Short problem
Pick out each line with the word "JSON" from the material that follows.

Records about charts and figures
###

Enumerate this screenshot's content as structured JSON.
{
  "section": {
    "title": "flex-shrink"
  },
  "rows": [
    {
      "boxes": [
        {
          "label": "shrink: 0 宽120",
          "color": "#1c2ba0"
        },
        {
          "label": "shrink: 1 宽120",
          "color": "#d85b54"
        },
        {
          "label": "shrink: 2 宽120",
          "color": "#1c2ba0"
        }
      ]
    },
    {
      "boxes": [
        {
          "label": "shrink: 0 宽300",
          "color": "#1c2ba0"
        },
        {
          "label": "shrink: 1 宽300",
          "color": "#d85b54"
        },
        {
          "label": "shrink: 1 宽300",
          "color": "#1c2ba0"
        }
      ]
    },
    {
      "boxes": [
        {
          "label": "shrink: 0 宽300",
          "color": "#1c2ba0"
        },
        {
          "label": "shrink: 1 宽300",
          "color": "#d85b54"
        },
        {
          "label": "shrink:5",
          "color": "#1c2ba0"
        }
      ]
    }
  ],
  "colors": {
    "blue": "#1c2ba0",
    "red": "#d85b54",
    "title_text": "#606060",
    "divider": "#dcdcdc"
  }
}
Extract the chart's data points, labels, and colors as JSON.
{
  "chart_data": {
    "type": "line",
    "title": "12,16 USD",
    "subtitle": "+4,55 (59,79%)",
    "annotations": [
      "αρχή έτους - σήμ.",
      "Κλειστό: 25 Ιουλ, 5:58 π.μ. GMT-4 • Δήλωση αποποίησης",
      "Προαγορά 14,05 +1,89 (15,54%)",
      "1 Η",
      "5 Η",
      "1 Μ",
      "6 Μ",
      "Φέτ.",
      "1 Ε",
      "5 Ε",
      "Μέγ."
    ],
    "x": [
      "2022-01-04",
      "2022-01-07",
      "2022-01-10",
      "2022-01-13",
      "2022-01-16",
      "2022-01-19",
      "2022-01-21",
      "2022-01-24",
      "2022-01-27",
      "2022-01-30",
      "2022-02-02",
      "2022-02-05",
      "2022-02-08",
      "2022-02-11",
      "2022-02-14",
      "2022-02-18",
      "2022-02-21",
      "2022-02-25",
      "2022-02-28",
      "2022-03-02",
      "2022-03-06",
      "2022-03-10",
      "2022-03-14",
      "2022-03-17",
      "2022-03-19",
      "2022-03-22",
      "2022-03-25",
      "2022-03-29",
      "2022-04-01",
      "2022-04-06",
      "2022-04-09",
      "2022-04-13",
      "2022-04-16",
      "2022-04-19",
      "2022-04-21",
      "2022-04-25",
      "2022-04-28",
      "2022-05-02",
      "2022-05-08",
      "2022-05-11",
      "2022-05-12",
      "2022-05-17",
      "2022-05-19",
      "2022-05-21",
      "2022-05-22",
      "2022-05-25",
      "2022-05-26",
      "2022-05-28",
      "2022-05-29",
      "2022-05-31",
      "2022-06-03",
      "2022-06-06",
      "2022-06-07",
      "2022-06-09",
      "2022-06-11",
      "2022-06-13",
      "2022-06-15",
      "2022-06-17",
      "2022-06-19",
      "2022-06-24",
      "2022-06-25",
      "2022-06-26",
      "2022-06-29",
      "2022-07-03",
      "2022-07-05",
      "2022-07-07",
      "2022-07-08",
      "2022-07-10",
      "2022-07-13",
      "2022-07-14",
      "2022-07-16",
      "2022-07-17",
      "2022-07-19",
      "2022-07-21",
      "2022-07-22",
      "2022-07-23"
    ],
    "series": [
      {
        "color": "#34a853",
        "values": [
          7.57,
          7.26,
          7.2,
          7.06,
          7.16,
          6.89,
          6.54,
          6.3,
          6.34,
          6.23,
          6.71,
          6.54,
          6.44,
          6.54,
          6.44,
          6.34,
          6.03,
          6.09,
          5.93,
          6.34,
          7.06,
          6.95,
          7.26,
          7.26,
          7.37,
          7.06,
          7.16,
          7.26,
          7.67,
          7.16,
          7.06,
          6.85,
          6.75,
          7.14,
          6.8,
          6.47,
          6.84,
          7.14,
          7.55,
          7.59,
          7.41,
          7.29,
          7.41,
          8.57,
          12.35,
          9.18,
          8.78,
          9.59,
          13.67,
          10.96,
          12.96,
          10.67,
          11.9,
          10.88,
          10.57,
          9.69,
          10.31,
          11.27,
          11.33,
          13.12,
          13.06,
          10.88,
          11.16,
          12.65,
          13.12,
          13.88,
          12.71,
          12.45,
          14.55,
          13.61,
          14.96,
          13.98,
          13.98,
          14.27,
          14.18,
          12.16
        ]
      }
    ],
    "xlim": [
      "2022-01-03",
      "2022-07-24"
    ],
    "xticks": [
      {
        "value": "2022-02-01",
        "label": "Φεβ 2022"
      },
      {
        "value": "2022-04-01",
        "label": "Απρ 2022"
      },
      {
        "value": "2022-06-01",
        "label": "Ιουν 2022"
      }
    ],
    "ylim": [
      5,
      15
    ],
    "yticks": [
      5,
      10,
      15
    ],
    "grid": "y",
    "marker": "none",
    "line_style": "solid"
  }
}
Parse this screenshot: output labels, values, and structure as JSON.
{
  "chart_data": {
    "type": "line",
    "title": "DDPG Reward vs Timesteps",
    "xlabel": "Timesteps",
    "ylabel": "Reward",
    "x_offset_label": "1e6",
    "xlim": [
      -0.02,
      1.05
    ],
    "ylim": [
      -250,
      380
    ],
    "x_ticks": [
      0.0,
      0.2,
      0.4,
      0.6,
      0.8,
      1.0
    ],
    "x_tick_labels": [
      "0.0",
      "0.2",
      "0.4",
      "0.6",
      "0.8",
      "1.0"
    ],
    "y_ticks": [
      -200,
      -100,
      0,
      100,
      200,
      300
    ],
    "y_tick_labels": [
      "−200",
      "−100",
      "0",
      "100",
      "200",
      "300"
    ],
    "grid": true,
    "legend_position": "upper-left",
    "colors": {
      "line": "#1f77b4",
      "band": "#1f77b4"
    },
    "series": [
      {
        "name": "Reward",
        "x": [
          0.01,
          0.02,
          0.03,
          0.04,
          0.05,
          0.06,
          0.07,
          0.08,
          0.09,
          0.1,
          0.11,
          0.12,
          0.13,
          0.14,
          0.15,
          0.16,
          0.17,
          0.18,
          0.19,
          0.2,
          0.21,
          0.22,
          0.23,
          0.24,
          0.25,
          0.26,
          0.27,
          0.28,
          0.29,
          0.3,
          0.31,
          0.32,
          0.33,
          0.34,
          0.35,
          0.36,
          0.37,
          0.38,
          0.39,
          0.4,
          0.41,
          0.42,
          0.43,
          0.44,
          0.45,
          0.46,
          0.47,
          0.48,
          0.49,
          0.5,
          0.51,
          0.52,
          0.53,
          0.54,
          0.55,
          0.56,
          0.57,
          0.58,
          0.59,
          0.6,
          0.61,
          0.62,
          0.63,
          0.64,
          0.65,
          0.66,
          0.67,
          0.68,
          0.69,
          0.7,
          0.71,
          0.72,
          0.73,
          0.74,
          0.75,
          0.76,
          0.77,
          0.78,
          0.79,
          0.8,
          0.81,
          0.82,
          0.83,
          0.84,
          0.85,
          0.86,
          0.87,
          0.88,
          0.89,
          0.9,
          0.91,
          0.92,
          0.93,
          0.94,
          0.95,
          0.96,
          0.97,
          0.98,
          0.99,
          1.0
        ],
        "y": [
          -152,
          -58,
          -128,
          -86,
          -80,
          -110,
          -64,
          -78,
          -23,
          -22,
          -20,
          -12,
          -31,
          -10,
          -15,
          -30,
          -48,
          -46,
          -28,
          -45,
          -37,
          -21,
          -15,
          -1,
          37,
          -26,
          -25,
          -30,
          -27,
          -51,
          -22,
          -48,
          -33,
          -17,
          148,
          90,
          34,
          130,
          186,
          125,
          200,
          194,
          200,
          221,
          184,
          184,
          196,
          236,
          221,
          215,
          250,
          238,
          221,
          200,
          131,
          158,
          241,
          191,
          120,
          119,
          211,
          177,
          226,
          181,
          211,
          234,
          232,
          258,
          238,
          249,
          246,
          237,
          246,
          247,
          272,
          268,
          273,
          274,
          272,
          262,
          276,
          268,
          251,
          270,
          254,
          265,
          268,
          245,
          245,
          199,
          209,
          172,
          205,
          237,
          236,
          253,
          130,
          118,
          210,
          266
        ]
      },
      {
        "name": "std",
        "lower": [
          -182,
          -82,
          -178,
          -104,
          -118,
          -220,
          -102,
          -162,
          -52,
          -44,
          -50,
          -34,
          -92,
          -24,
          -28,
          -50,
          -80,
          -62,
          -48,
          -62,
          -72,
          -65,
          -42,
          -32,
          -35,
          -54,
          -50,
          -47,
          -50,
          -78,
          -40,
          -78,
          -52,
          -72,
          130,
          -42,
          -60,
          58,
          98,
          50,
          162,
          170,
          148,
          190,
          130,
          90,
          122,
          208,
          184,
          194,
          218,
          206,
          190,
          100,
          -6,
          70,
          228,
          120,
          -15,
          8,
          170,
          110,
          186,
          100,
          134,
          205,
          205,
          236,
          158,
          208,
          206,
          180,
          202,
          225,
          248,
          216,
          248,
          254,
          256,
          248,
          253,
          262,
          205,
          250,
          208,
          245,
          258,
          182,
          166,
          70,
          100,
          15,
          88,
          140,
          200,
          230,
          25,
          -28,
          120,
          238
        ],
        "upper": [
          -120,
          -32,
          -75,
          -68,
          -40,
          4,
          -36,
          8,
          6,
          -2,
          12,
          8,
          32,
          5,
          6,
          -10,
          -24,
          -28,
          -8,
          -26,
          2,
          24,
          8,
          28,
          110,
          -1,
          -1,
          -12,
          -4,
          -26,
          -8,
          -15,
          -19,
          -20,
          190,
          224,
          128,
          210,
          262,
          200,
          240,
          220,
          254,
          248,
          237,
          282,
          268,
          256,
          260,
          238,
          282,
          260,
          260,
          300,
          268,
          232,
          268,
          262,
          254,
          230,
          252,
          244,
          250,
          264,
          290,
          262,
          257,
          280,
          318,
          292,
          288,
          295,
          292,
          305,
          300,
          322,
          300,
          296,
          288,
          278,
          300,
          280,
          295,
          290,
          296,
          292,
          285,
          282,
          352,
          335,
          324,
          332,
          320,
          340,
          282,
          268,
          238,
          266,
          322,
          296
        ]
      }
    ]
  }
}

###

Exercise result
Enumerate this screenshot's content as structured JSON.
Extract the chart's data points, labels, and colors as JSON.
Parse this screenshot: output labels, values, and structure as JSON.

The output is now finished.